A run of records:
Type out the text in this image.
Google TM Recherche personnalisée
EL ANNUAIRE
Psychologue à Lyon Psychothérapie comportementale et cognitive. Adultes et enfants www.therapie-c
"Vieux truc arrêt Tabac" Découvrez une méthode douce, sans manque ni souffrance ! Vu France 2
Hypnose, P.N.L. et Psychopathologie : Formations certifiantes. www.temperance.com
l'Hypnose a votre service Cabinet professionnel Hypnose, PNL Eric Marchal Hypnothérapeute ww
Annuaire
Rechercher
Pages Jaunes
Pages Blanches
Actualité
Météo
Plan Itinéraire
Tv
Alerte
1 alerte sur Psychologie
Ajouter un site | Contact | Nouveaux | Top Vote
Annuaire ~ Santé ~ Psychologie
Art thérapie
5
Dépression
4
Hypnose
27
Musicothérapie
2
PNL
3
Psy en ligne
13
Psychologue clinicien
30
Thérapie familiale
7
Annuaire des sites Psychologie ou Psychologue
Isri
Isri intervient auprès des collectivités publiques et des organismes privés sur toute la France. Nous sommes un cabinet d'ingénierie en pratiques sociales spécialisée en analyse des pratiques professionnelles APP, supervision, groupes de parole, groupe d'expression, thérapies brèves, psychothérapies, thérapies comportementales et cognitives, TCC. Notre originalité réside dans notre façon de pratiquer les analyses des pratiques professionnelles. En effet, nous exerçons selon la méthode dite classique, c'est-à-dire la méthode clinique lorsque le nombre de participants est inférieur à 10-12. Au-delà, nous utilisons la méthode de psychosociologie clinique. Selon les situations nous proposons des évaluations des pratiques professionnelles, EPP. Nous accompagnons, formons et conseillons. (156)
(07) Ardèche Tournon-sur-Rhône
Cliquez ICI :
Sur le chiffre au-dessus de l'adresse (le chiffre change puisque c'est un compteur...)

• WRITTEN EXERCISE: Repeat the material from above exactly, word for word.

• ANSWER TO THIS PROBLEM:
Type out the text in this image.
Google TM Recherche personnalisée
EL ANNUAIRE
Psychologue à Lyon Psychothérapie comportementale et cognitive. Adultes et enfants www.therapie-c
"Vieux truc arrêt Tabac" Découvrez une méthode douce, sans manque ni souffrance ! Vu France 2
Hypnose, P.N.L. et Psychopathologie : Formations certifiantes. www.temperance.com
l'Hypnose a votre service Cabinet professionnel Hypnose, PNL Eric Marchal Hypnothérapeute ww
Annuaire
Rechercher
Pages Jaunes
Pages Blanches
Actualité
Météo
Plan Itinéraire
Tv
Alerte
1 alerte sur Psychologie
Ajouter un site | Contact | Nouveaux | Top Vote
Annuaire ~ Santé ~ Psychologie
Art thérapie
5
Dépression
4
Hypnose
27
Musicothérapie
2
PNL
3
Psy en ligne
13
Psychologue clinicien
30
Thérapie familiale
7
Annuaire des sites Psychologie ou Psychologue
Isri
Isri intervient auprès des collectivités publiques et des organismes privés sur toute la France. Nous sommes un cabinet d'ingénierie en pratiques sociales spécialisée en analyse des pratiques professionnelles APP, supervision, groupes de parole, groupe d'expression, thérapies brèves, psychothérapies, thérapies comportementales et cognitives, TCC. Notre originalité réside dans notre façon de pratiquer les analyses des pratiques professionnelles. En effet, nous exerçons selon la méthode dite classique, c'est-à-dire la méthode clinique lorsque le nombre de participants est inférieur à 10-12. Au-delà, nous utilisons la méthode de psychosociologie clinique. Selon les situations nous proposons des évaluations des pratiques professionnelles, EPP. Nous accompagnons, formons et conseillons. (156)
(07) Ardèche Tournon-sur-Rhône
Cliquez ICI :
Sur le chiffre au-dessus de l'adresse (le chiffre change puisque c'est un compteur...)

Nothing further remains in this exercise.